--- Figure content listings ---
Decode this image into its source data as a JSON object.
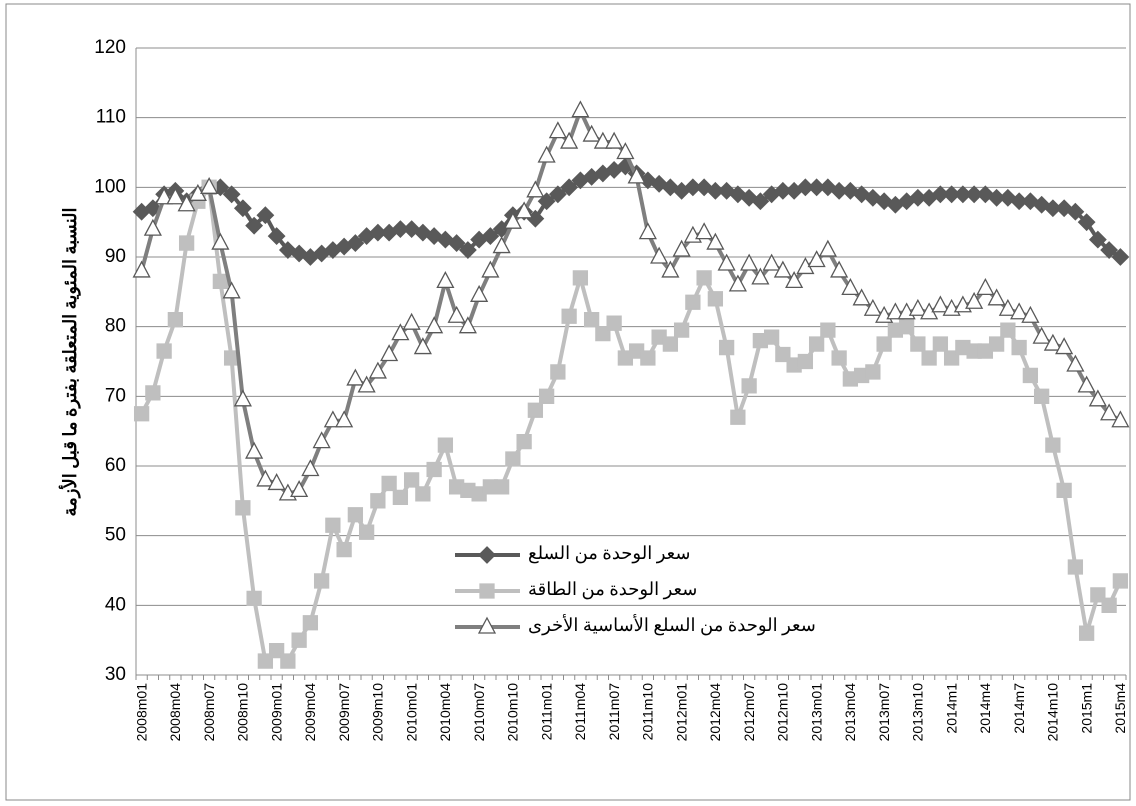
{
  "chart_data": {
    "type": "line",
    "ylabel": "النسبة المئوية المتعلقة بفترة ما قبل الأزمة",
    "categories": [
      "2008m01",
      null,
      null,
      "2008m04",
      null,
      null,
      "2008m07",
      null,
      null,
      "2008m10",
      null,
      null,
      "2009m01",
      null,
      null,
      "2009m04",
      null,
      null,
      "2009m07",
      null,
      null,
      "2009m10",
      null,
      null,
      "2010m01",
      null,
      null,
      "2010m04",
      null,
      null,
      "2010m07",
      null,
      null,
      "2010m10",
      null,
      null,
      "2011m01",
      null,
      null,
      "2011m04",
      null,
      null,
      "2011m07",
      null,
      null,
      "2011m10",
      null,
      null,
      "2012m01",
      null,
      null,
      "2012m04",
      null,
      null,
      "2012m07",
      null,
      null,
      "2012m10",
      null,
      null,
      "2013m01",
      null,
      null,
      "2013m04",
      null,
      null,
      "2013m07",
      null,
      null,
      "2013m10",
      null,
      null,
      "2014m1",
      null,
      null,
      "2014m4",
      null,
      null,
      "2014m7",
      null,
      null,
      "2014m10",
      null,
      null,
      "2015m1",
      null,
      null,
      "2015m4"
    ],
    "series": [
      {
        "name": "سعر الوحدة من السلع",
        "color": "#595959",
        "marker": "diamond",
        "marker_fill": "#595959",
        "values": [
          96.5,
          97,
          99,
          99.5,
          98,
          99,
          100,
          100,
          99,
          97,
          94.5,
          96,
          93,
          91,
          90.5,
          90,
          90.5,
          91,
          91.5,
          92,
          93,
          93.5,
          93.5,
          94,
          94,
          93.5,
          93,
          92.5,
          92,
          91,
          92.5,
          93,
          94,
          96,
          96.5,
          95.5,
          98,
          99,
          100,
          101,
          101.5,
          102,
          102.5,
          103,
          102,
          101,
          100.5,
          100,
          99.5,
          100,
          100,
          99.5,
          99.5,
          99,
          98.5,
          98,
          99,
          99.5,
          99.5,
          100,
          100,
          100,
          99.5,
          99.5,
          99,
          98.5,
          98,
          97.5,
          98,
          98.5,
          98.5,
          99,
          99,
          99,
          99,
          99,
          98.5,
          98.5,
          98,
          98,
          97.5,
          97,
          97,
          96.5,
          95,
          92.5,
          91,
          90
        ]
      },
      {
        "name": "سعر الوحدة من الطاقة",
        "color": "#bfbfbf",
        "marker": "square",
        "marker_fill": "#bfbfbf",
        "values": [
          67.5,
          70.5,
          76.5,
          81,
          92,
          98,
          100,
          86.5,
          75.5,
          54,
          41,
          32,
          33.5,
          32,
          35,
          37.5,
          43.5,
          51.5,
          48,
          53,
          50.5,
          55,
          57.5,
          55.5,
          58,
          56,
          59.5,
          63,
          57,
          56.5,
          56,
          57,
          57,
          61,
          63.5,
          68,
          70,
          73.5,
          81.5,
          87,
          81,
          79,
          80.5,
          75.5,
          76.5,
          75.5,
          78.5,
          77.5,
          79.5,
          83.5,
          87,
          84,
          77,
          67,
          71.5,
          78,
          78.5,
          76,
          74.5,
          75,
          77.5,
          79.5,
          75.5,
          72.5,
          73,
          73.5,
          77.5,
          79.5,
          80,
          77.5,
          75.5,
          77.5,
          75.5,
          77,
          76.5,
          76.5,
          77.5,
          79.5,
          77,
          73,
          70,
          63,
          56.5,
          45.5,
          36,
          41.5,
          40,
          43.5
        ]
      },
      {
        "name": "سعر الوحدة من السلع الأساسية الأخرى",
        "color": "#7f7f7f",
        "marker": "triangle",
        "marker_fill": "#ffffff",
        "values": [
          88,
          94,
          98.5,
          98.5,
          97.5,
          99,
          100,
          92,
          85,
          69.5,
          62,
          58,
          57.5,
          56,
          56.5,
          59.5,
          63.5,
          66.5,
          66.5,
          72.5,
          71.5,
          73.5,
          76,
          79,
          80.5,
          77,
          80,
          86.5,
          81.5,
          80,
          84.5,
          88,
          91.5,
          95,
          96.5,
          99.5,
          104.5,
          108,
          106.5,
          111,
          107.5,
          106.5,
          106.5,
          105,
          101.5,
          93.5,
          90,
          88,
          91,
          93,
          93.5,
          92,
          89,
          86,
          89,
          87,
          89,
          88,
          86.5,
          88.5,
          89.5,
          91,
          88,
          85.5,
          84,
          82.5,
          81.5,
          82,
          82,
          82.5,
          82,
          83,
          82.5,
          83,
          83.5,
          85.5,
          84,
          82.5,
          82,
          81.5,
          78.5,
          77.5,
          77,
          74.5,
          71.5,
          69.5,
          67.5,
          66.5
        ]
      }
    ],
    "ylim": [
      30,
      120
    ],
    "yticks": [
      30,
      40,
      50,
      60,
      70,
      80,
      90,
      100,
      110,
      120
    ],
    "grid": true
  }
}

--- What you have to do ---
Select every line in the records above that contains the word "السلع".

--- Correct output ---
        "name": "سعر الوحدة من السلع",
        "name": "سعر الوحدة من السلع الأساسية الأخرى",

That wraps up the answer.